AIM OF THE EXERCISE: All lines featuring the string "Escribir" are to be listed.

DATA ENTRIES:

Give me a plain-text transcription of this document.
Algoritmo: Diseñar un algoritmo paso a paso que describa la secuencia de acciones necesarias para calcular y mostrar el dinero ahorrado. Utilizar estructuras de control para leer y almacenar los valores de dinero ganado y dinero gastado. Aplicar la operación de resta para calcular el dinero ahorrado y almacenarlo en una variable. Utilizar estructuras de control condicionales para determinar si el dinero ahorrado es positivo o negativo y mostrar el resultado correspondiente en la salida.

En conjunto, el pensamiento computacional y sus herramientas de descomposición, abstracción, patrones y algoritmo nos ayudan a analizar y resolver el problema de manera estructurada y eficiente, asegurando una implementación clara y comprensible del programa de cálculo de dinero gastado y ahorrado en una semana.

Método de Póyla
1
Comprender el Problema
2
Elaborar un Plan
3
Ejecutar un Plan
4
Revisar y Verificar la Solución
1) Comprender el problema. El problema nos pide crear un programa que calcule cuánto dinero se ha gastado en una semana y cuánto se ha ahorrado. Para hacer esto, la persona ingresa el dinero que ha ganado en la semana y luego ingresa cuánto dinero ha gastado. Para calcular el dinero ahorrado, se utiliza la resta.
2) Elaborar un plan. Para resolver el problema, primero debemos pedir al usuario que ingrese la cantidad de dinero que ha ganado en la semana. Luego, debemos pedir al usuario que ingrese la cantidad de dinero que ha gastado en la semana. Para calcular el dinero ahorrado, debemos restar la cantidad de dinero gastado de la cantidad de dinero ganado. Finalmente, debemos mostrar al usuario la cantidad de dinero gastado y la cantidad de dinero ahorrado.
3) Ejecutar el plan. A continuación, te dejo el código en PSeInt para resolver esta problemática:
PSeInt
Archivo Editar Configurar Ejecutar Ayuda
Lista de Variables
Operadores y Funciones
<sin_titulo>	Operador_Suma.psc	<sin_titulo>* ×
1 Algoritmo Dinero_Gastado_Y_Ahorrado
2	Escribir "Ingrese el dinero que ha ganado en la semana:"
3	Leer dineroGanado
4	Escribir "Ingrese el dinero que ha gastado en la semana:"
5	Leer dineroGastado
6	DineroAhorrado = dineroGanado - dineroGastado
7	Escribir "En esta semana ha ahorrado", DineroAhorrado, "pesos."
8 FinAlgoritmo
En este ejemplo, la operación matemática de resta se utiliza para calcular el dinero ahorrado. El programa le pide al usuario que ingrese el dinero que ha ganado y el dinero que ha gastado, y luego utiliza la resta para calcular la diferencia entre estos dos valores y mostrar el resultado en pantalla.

ANSWER BELOW:
2	Escribir "Ingrese el dinero que ha ganado en la semana:"
4	Escribir "Ingrese el dinero que ha gastado en la semana:"
7	Escribir "En esta semana ha ahorrado", DineroAhorrado, "pesos."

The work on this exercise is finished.